Images are excluded; otherwise, output every record exactly.

(Data entries)
-.-.-

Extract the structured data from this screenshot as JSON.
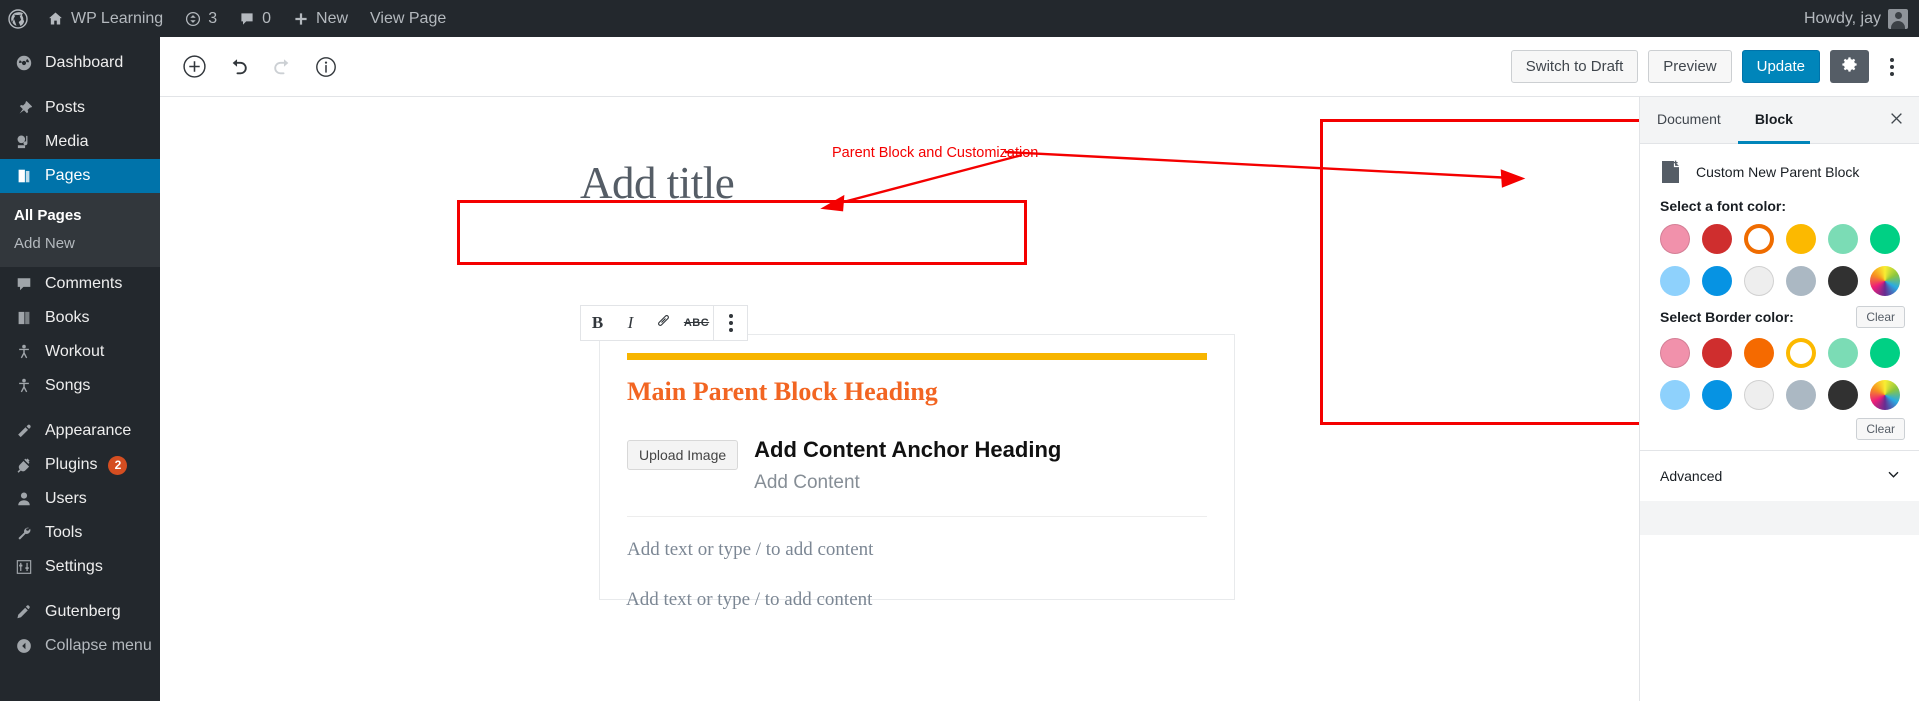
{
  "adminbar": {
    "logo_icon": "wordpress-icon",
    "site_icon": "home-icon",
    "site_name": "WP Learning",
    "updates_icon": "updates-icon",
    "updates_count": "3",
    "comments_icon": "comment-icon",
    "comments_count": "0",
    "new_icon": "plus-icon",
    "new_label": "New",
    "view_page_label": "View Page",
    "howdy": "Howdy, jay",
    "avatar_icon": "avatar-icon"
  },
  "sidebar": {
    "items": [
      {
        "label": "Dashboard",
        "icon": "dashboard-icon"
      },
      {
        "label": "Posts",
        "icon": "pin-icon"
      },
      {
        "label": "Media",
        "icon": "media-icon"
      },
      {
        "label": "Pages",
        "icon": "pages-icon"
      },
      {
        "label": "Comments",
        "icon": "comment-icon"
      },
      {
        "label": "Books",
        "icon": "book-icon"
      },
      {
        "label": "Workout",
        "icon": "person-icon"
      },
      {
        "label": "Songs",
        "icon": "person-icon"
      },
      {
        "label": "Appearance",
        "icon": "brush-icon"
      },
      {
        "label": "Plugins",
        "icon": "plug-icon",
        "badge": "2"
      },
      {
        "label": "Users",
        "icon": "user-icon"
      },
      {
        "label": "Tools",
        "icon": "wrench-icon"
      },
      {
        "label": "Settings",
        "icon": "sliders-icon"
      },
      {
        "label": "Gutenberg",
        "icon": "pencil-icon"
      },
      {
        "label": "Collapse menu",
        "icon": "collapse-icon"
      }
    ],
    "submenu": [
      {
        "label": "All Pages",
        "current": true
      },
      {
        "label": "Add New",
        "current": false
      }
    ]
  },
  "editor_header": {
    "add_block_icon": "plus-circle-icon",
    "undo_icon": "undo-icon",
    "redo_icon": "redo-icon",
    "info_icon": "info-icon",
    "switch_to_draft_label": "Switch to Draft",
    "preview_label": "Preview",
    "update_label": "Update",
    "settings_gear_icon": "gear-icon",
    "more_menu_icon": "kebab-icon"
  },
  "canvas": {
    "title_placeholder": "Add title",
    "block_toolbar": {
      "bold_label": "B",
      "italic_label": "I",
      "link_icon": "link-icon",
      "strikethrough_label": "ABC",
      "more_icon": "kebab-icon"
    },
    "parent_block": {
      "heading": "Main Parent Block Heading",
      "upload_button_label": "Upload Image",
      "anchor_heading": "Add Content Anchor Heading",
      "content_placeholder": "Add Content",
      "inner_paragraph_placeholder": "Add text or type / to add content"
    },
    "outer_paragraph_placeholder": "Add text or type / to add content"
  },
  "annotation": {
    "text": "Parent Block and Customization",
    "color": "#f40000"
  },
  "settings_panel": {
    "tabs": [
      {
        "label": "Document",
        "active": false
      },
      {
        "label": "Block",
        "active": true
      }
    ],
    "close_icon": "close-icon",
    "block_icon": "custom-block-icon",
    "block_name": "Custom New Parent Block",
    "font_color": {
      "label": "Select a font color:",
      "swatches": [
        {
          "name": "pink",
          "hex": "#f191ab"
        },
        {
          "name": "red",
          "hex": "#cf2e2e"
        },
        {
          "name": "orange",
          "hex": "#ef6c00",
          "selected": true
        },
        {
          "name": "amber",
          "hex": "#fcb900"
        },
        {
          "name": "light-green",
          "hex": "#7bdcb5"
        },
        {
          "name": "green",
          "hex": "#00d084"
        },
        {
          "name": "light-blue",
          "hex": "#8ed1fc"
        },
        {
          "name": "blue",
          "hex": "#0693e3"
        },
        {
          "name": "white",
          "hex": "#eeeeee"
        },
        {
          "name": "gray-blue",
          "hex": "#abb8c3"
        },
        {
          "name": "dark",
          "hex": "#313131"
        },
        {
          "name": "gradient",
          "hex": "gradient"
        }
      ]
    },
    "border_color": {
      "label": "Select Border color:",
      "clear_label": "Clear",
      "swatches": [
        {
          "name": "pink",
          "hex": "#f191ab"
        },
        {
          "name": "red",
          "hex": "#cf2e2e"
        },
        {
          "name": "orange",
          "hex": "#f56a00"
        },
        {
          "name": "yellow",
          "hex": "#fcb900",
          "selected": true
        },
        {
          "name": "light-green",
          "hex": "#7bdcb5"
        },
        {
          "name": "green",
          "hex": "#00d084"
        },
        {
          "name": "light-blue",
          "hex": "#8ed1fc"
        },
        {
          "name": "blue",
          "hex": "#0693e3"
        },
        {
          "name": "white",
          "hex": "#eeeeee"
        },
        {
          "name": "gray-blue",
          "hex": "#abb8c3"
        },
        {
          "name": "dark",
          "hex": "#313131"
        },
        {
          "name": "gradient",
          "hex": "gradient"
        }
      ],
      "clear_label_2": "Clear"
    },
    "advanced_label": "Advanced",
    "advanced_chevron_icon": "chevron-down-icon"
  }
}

-.-.-

The result -
Extract the structured data from this screenshot as JSON.
{
  "adminbar": {
    "logo_icon": "wordpress-icon",
    "site_icon": "home-icon",
    "site_name": "WP Learning",
    "updates_icon": "updates-icon",
    "updates_count": "3",
    "comments_icon": "comment-icon",
    "comments_count": "0",
    "new_icon": "plus-icon",
    "new_label": "New",
    "view_page_label": "View Page",
    "howdy": "Howdy, jay",
    "avatar_icon": "avatar-icon"
  },
  "sidebar": {
    "items": [
      {
        "label": "Dashboard",
        "icon": "dashboard-icon"
      },
      {
        "label": "Posts",
        "icon": "pin-icon"
      },
      {
        "label": "Media",
        "icon": "media-icon"
      },
      {
        "label": "Pages",
        "icon": "pages-icon"
      },
      {
        "label": "Comments",
        "icon": "comment-icon"
      },
      {
        "label": "Books",
        "icon": "book-icon"
      },
      {
        "label": "Workout",
        "icon": "person-icon"
      },
      {
        "label": "Songs",
        "icon": "person-icon"
      },
      {
        "label": "Appearance",
        "icon": "brush-icon"
      },
      {
        "label": "Plugins",
        "icon": "plug-icon",
        "badge": "2"
      },
      {
        "label": "Users",
        "icon": "user-icon"
      },
      {
        "label": "Tools",
        "icon": "wrench-icon"
      },
      {
        "label": "Settings",
        "icon": "sliders-icon"
      },
      {
        "label": "Gutenberg",
        "icon": "pencil-icon"
      },
      {
        "label": "Collapse menu",
        "icon": "collapse-icon"
      }
    ],
    "submenu": [
      {
        "label": "All Pages",
        "current": true
      },
      {
        "label": "Add New",
        "current": false
      }
    ]
  },
  "editor_header": {
    "add_block_icon": "plus-circle-icon",
    "undo_icon": "undo-icon",
    "redo_icon": "redo-icon",
    "info_icon": "info-icon",
    "switch_to_draft_label": "Switch to Draft",
    "preview_label": "Preview",
    "update_label": "Update",
    "settings_gear_icon": "gear-icon",
    "more_menu_icon": "kebab-icon"
  },
  "canvas": {
    "title_placeholder": "Add title",
    "block_toolbar": {
      "bold_label": "B",
      "italic_label": "I",
      "link_icon": "link-icon",
      "strikethrough_label": "ABC",
      "more_icon": "kebab-icon"
    },
    "parent_block": {
      "heading": "Main Parent Block Heading",
      "upload_button_label": "Upload Image",
      "anchor_heading": "Add Content Anchor Heading",
      "content_placeholder": "Add Content",
      "inner_paragraph_placeholder": "Add text or type / to add content"
    },
    "outer_paragraph_placeholder": "Add text or type / to add content"
  },
  "annotation": {
    "text": "Parent Block and Customization",
    "color": "#f40000"
  },
  "settings_panel": {
    "tabs": [
      {
        "label": "Document",
        "active": false
      },
      {
        "label": "Block",
        "active": true
      }
    ],
    "close_icon": "close-icon",
    "block_icon": "custom-block-icon",
    "block_name": "Custom New Parent Block",
    "font_color": {
      "label": "Select a font color:",
      "swatches": [
        {
          "name": "pink",
          "hex": "#f191ab"
        },
        {
          "name": "red",
          "hex": "#cf2e2e"
        },
        {
          "name": "orange",
          "hex": "#ef6c00",
          "selected": true
        },
        {
          "name": "amber",
          "hex": "#fcb900"
        },
        {
          "name": "light-green",
          "hex": "#7bdcb5"
        },
        {
          "name": "green",
          "hex": "#00d084"
        },
        {
          "name": "light-blue",
          "hex": "#8ed1fc"
        },
        {
          "name": "blue",
          "hex": "#0693e3"
        },
        {
          "name": "white",
          "hex": "#eeeeee"
        },
        {
          "name": "gray-blue",
          "hex": "#abb8c3"
        },
        {
          "name": "dark",
          "hex": "#313131"
        },
        {
          "name": "gradient",
          "hex": "gradient"
        }
      ]
    },
    "border_color": {
      "label": "Select Border color:",
      "clear_label": "Clear",
      "swatches": [
        {
          "name": "pink",
          "hex": "#f191ab"
        },
        {
          "name": "red",
          "hex": "#cf2e2e"
        },
        {
          "name": "orange",
          "hex": "#f56a00"
        },
        {
          "name": "yellow",
          "hex": "#fcb900",
          "selected": true
        },
        {
          "name": "light-green",
          "hex": "#7bdcb5"
        },
        {
          "name": "green",
          "hex": "#00d084"
        },
        {
          "name": "light-blue",
          "hex": "#8ed1fc"
        },
        {
          "name": "blue",
          "hex": "#0693e3"
        },
        {
          "name": "white",
          "hex": "#eeeeee"
        },
        {
          "name": "gray-blue",
          "hex": "#abb8c3"
        },
        {
          "name": "dark",
          "hex": "#313131"
        },
        {
          "name": "gradient",
          "hex": "gradient"
        }
      ],
      "clear_label_2": "Clear"
    },
    "advanced_label": "Advanced",
    "advanced_chevron_icon": "chevron-down-icon"
  }
}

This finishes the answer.